(Collected data)
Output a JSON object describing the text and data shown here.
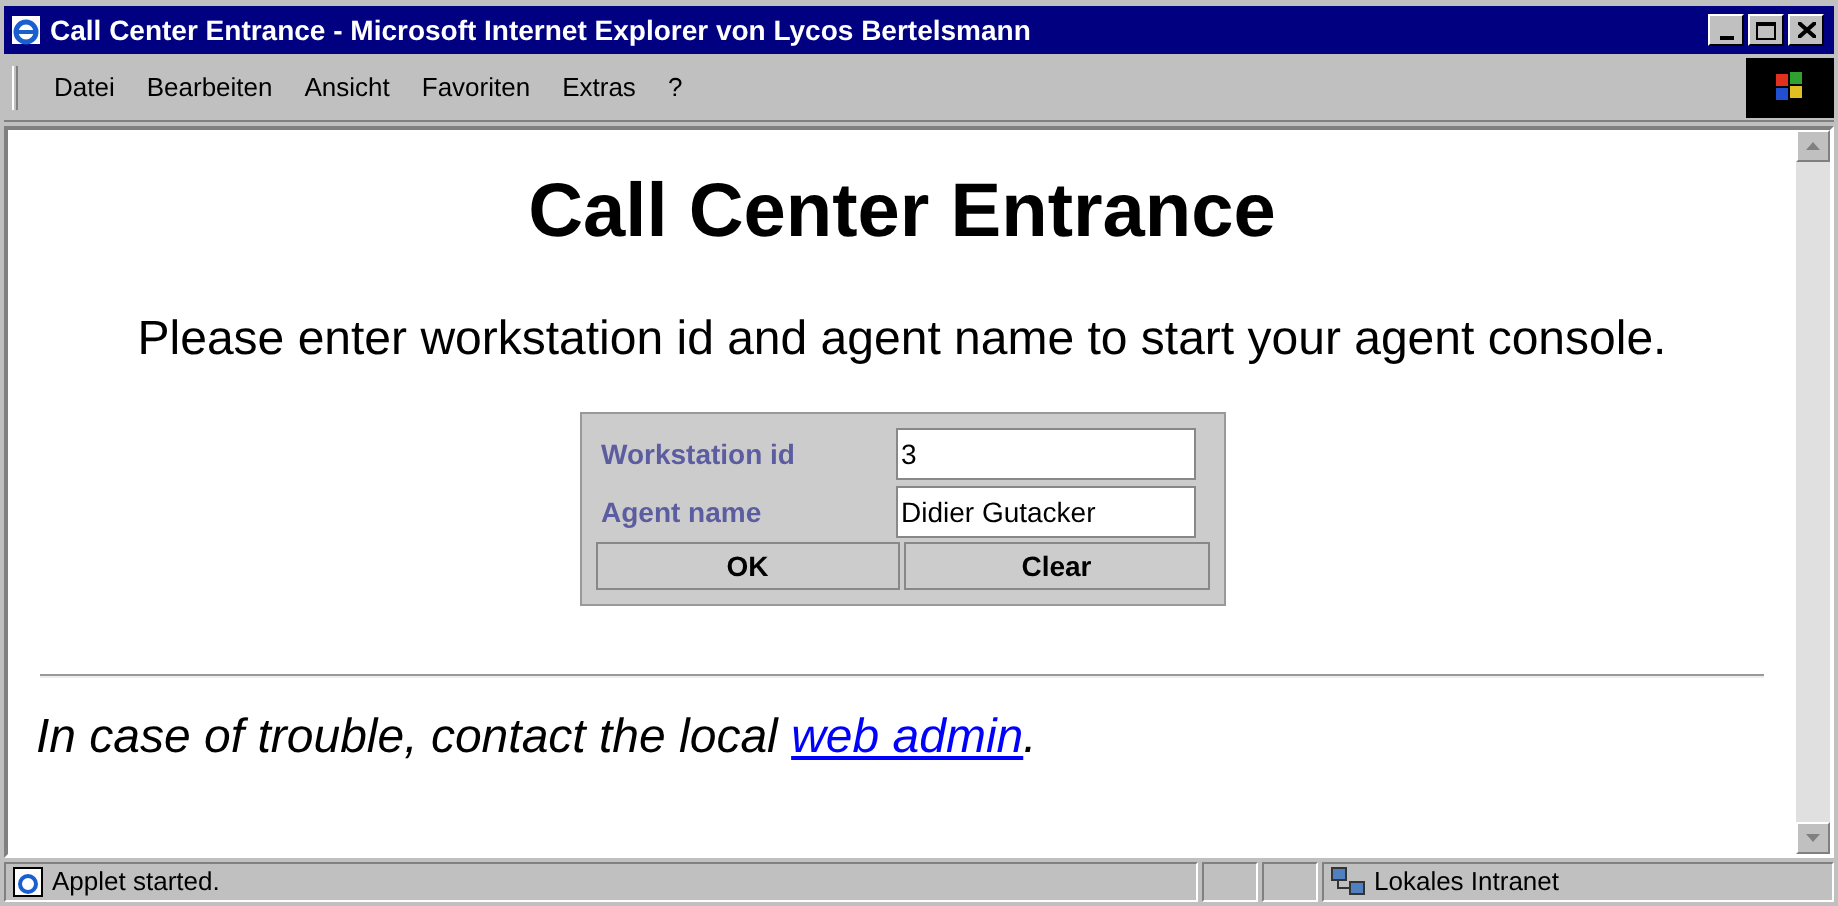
{
  "window": {
    "title": "Call Center Entrance - Microsoft Internet Explorer von Lycos Bertelsmann"
  },
  "menu": [
    "Datei",
    "Bearbeiten",
    "Ansicht",
    "Favoriten",
    "Extras",
    "?"
  ],
  "page": {
    "heading": "Call Center Entrance",
    "intro": "Please enter workstation id and agent name to start your agent console.",
    "form": {
      "fields": [
        {
          "label": "Workstation id",
          "value": "3"
        },
        {
          "label": "Agent name",
          "value": "Didier Gutacker"
        }
      ],
      "buttons": [
        "OK",
        "Clear"
      ]
    },
    "footer_text": "In case of trouble, contact the local ",
    "footer_link": "web admin",
    "footer_end": "."
  },
  "status_bar": {
    "message": "Applet started.",
    "zone": "Lokales Intranet"
  }
}
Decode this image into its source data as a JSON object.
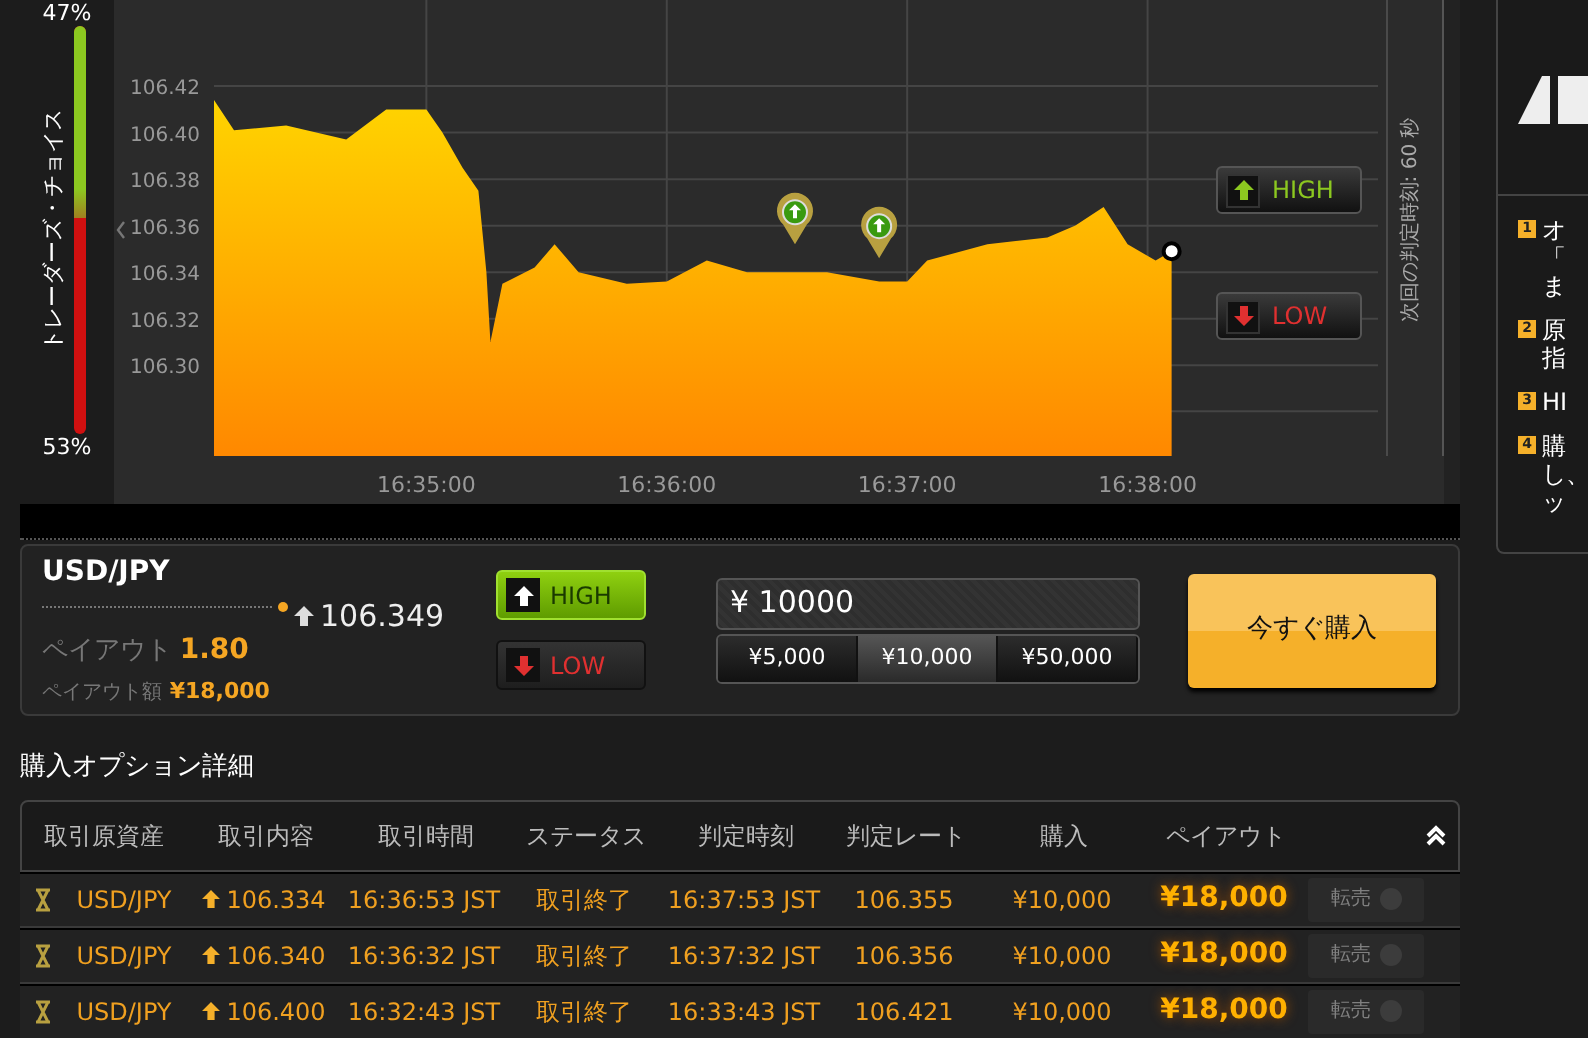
{
  "sentiment": {
    "top_pct": "47%",
    "bottom_pct": "53%",
    "label": "トレーダーズ・チョイス",
    "level": 0.47
  },
  "chart": {
    "next_expiry": "次回の判定時刻: 60 秒",
    "buttons": [
      {
        "label": "HIGH",
        "kind": "high"
      },
      {
        "label": "LOW",
        "kind": "low"
      }
    ],
    "chart_data": {
      "type": "area",
      "grid": true,
      "xlim": [
        59647,
        59939
      ],
      "ylim": [
        106.261,
        106.457
      ],
      "xticks": [
        {
          "value": 59700,
          "label": "16:35:00"
        },
        {
          "value": 59760,
          "label": "16:36:00"
        },
        {
          "value": 59820,
          "label": "16:37:00"
        },
        {
          "value": 59880,
          "label": "16:38:00"
        }
      ],
      "yticks": [
        {
          "value": 106.3,
          "label": "106.30"
        },
        {
          "value": 106.32,
          "label": "106.32"
        },
        {
          "value": 106.34,
          "label": "106.34"
        },
        {
          "value": 106.36,
          "label": "106.36"
        },
        {
          "value": 106.38,
          "label": "106.38"
        },
        {
          "value": 106.4,
          "label": "106.40"
        },
        {
          "value": 106.42,
          "label": "106.42"
        }
      ],
      "x": [
        59647,
        59652,
        59665,
        59680,
        59690,
        59700,
        59704,
        59709,
        59713,
        59715,
        59716,
        59719,
        59727,
        59732,
        59738,
        59750,
        59760,
        59770,
        59780,
        59792,
        59800,
        59813,
        59820,
        59825,
        59840,
        59855,
        59862,
        59869,
        59875,
        59882,
        59886
      ],
      "values": [
        106.414,
        106.401,
        106.403,
        106.397,
        106.41,
        106.41,
        106.4,
        106.385,
        106.375,
        106.34,
        106.31,
        106.335,
        106.342,
        106.352,
        106.34,
        106.335,
        106.336,
        106.345,
        106.34,
        106.34,
        106.34,
        106.336,
        106.336,
        106.345,
        106.352,
        106.355,
        106.36,
        106.368,
        106.352,
        106.345,
        106.349
      ]
    }
  },
  "trade": {
    "asset": "USD/JPY",
    "kind": "high",
    "rate": "106.349",
    "payout_label": "ペイアウト",
    "payout_rate": "1.80",
    "payout_amount_label": "ペイアウト額",
    "payout_amount": "¥18,000",
    "direction_buttons": [
      {
        "label": "HIGH",
        "kind": "high",
        "selected": true
      },
      {
        "label": "LOW",
        "kind": "low",
        "selected": false
      }
    ],
    "amount": {
      "currency": "¥",
      "value": "10000"
    },
    "presets": [
      {
        "label": "¥5,000",
        "selected": false
      },
      {
        "label": "¥10,000",
        "selected": true
      },
      {
        "label": "¥50,000",
        "selected": false
      }
    ],
    "buy_button": "今すぐ購入"
  },
  "details": {
    "title": "購入オプション詳細",
    "columns": [
      "取引原資産",
      "取引内容",
      "取引時間",
      "ステータス",
      "判定時刻",
      "判定レート",
      "購入",
      "ペイアウト"
    ],
    "rows": [
      {
        "asset": "USD/JPY",
        "kind": "high",
        "strike": "106.334",
        "time": "16:36:53 JST",
        "status": "取引終了",
        "expiry": "16:37:53 JST",
        "rate": "106.355",
        "amount": "¥10,000",
        "payout": "¥18,000",
        "sell": {
          "label": "転売",
          "disabled": true
        }
      },
      {
        "asset": "USD/JPY",
        "kind": "high",
        "strike": "106.340",
        "time": "16:36:32 JST",
        "status": "取引終了",
        "expiry": "16:37:32 JST",
        "rate": "106.356",
        "amount": "¥10,000",
        "payout": "¥18,000",
        "sell": {
          "label": "転売",
          "disabled": true
        }
      },
      {
        "asset": "USD/JPY",
        "kind": "high",
        "strike": "106.400",
        "time": "16:32:43 JST",
        "status": "取引終了",
        "expiry": "16:33:43 JST",
        "rate": "106.421",
        "amount": "¥10,000",
        "payout": "¥18,000",
        "sell": {
          "label": "転売",
          "disabled": true
        }
      }
    ]
  },
  "side_panel": {
    "steps": [
      {
        "number": "1",
        "lines": [
          "オ",
          "「",
          "ま"
        ]
      },
      {
        "number": "2",
        "lines": [
          "原",
          "指"
        ]
      },
      {
        "number": "3",
        "lines": [
          "HI"
        ]
      },
      {
        "number": "4",
        "lines": [
          "購",
          "し、",
          "ッ"
        ]
      }
    ]
  }
}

**SHORT EXERCISE:**
Say how many lines of the data include the string "title". Nothing other than the number should be given.

**SOLUTION FOR THIS TASK:**
2